EXERCISE BRIEF: Reproduce each record below exactly as written.

___

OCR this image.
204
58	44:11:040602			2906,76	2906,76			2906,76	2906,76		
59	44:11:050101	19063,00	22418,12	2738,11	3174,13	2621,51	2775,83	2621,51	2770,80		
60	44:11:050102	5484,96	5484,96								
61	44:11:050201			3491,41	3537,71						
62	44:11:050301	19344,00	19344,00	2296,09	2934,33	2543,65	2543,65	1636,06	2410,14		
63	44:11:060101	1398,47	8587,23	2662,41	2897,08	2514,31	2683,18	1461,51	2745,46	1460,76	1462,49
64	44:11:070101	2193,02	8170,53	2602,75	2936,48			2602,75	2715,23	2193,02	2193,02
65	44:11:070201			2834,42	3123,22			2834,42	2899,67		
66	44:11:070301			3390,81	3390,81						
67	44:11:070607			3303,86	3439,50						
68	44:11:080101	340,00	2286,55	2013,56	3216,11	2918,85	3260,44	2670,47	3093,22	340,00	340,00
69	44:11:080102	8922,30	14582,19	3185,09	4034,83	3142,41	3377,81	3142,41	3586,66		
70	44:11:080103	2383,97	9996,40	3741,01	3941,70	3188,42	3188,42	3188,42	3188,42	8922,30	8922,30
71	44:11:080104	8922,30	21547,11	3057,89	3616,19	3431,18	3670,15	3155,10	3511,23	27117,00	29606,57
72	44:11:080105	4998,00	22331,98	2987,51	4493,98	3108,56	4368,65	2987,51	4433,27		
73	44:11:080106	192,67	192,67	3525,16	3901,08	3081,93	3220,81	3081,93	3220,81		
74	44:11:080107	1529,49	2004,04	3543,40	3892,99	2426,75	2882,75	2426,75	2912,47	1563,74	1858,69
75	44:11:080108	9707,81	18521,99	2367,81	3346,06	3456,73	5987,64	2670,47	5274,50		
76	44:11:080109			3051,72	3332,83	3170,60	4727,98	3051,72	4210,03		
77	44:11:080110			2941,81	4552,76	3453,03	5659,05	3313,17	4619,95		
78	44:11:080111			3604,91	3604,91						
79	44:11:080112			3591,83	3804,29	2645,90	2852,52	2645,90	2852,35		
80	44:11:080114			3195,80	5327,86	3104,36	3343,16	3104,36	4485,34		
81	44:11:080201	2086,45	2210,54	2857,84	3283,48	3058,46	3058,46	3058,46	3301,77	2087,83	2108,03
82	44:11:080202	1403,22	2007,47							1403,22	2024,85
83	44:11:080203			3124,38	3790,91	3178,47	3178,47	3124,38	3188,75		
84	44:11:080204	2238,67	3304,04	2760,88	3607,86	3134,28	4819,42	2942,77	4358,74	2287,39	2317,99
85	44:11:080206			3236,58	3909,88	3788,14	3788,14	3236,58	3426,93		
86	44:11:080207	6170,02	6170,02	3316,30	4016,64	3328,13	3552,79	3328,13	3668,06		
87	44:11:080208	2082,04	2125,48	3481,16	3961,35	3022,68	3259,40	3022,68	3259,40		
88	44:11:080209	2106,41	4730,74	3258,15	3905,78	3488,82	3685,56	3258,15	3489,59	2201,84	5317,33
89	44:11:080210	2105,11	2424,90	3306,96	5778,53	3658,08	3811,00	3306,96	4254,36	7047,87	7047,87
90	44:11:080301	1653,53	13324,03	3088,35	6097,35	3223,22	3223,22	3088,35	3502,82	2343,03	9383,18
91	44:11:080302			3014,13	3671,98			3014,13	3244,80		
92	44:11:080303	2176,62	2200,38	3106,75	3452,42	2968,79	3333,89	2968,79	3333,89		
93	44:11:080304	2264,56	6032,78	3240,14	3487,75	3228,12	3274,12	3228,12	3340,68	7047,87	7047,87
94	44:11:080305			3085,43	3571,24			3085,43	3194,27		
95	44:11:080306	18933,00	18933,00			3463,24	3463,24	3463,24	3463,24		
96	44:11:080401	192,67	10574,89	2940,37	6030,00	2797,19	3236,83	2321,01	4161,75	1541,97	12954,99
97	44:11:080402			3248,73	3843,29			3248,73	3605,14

___

RESULT OF THE EXERCISE:
OCR this image.
204
58	44:11:040602			2906,76	2906,76			2906,76	2906,76		
59	44:11:050101	19063,00	22418,12	2738,11	3174,13	2621,51	2775,83	2621,51	2770,80		
60	44:11:050102	5484,96	5484,96								
61	44:11:050201			3491,41	3537,71						
62	44:11:050301	19344,00	19344,00	2296,09	2934,33	2543,65	2543,65	1636,06	2410,14		
63	44:11:060101	1398,47	8587,23	2662,41	2897,08	2514,31	2683,18	1461,51	2745,46	1460,76	1462,49
64	44:11:070101	2193,02	8170,53	2602,75	2936,48			2602,75	2715,23	2193,02	2193,02
65	44:11:070201			2834,42	3123,22			2834,42	2899,67		
66	44:11:070301			3390,81	3390,81						
67	44:11:070607			3303,86	3439,50						
68	44:11:080101	340,00	2286,55	2013,56	3216,11	2918,85	3260,44	2670,47	3093,22	340,00	340,00
69	44:11:080102	8922,30	14582,19	3185,09	4034,83	3142,41	3377,81	3142,41	3586,66		
70	44:11:080103	2383,97	9996,40	3741,01	3941,70	3188,42	3188,42	3188,42	3188,42	8922,30	8922,30
71	44:11:080104	8922,30	21547,11	3057,89	3616,19	3431,18	3670,15	3155,10	3511,23	27117,00	29606,57
72	44:11:080105	4998,00	22331,98	2987,51	4493,98	3108,56	4368,65	2987,51	4433,27		
73	44:11:080106	192,67	192,67	3525,16	3901,08	3081,93	3220,81	3081,93	3220,81		
74	44:11:080107	1529,49	2004,04	3543,40	3892,99	2426,75	2882,75	2426,75	2912,47	1563,74	1858,69
75	44:11:080108	9707,81	18521,99	2367,81	3346,06	3456,73	5987,64	2670,47	5274,50		
76	44:11:080109			3051,72	3332,83	3170,60	4727,98	3051,72	4210,03		
77	44:11:080110			2941,81	4552,76	3453,03	5659,05	3313,17	4619,95		
78	44:11:080111			3604,91	3604,91						
79	44:11:080112			3591,83	3804,29	2645,90	2852,52	2645,90	2852,35		
80	44:11:080114			3195,80	5327,86	3104,36	3343,16	3104,36	4485,34		
81	44:11:080201	2086,45	2210,54	2857,84	3283,48	3058,46	3058,46	3058,46	3301,77	2087,83	2108,03
82	44:11:080202	1403,22	2007,47							1403,22	2024,85
83	44:11:080203			3124,38	3790,91	3178,47	3178,47	3124,38	3188,75		
84	44:11:080204	2238,67	3304,04	2760,88	3607,86	3134,28	4819,42	2942,77	4358,74	2287,39	2317,99
85	44:11:080206			3236,58	3909,88	3788,14	3788,14	3236,58	3426,93		
86	44:11:080207	6170,02	6170,02	3316,30	4016,64	3328,13	3552,79	3328,13	3668,06		
87	44:11:080208	2082,04	2125,48	3481,16	3961,35	3022,68	3259,40	3022,68	3259,40		
88	44:11:080209	2106,41	4730,74	3258,15	3905,78	3488,82	3685,56	3258,15	3489,59	2201,84	5317,33
89	44:11:080210	2105,11	2424,90	3306,96	5778,53	3658,08	3811,00	3306,96	4254,36	7047,87	7047,87
90	44:11:080301	1653,53	13324,03	3088,35	6097,35	3223,22	3223,22	3088,35	3502,82	2343,03	9383,18
91	44:11:080302			3014,13	3671,98			3014,13	3244,80		
92	44:11:080303	2176,62	2200,38	3106,75	3452,42	2968,79	3333,89	2968,79	3333,89		
93	44:11:080304	2264,56	6032,78	3240,14	3487,75	3228,12	3274,12	3228,12	3340,68	7047,87	7047,87
94	44:11:080305			3085,43	3571,24			3085,43	3194,27		
95	44:11:080306	18933,00	18933,00			3463,24	3463,24	3463,24	3463,24		
96	44:11:080401	192,67	10574,89	2940,37	6030,00	2797,19	3236,83	2321,01	4161,75	1541,97	12954,99
97	44:11:080402			3248,73	3843,29			3248,73	3605,14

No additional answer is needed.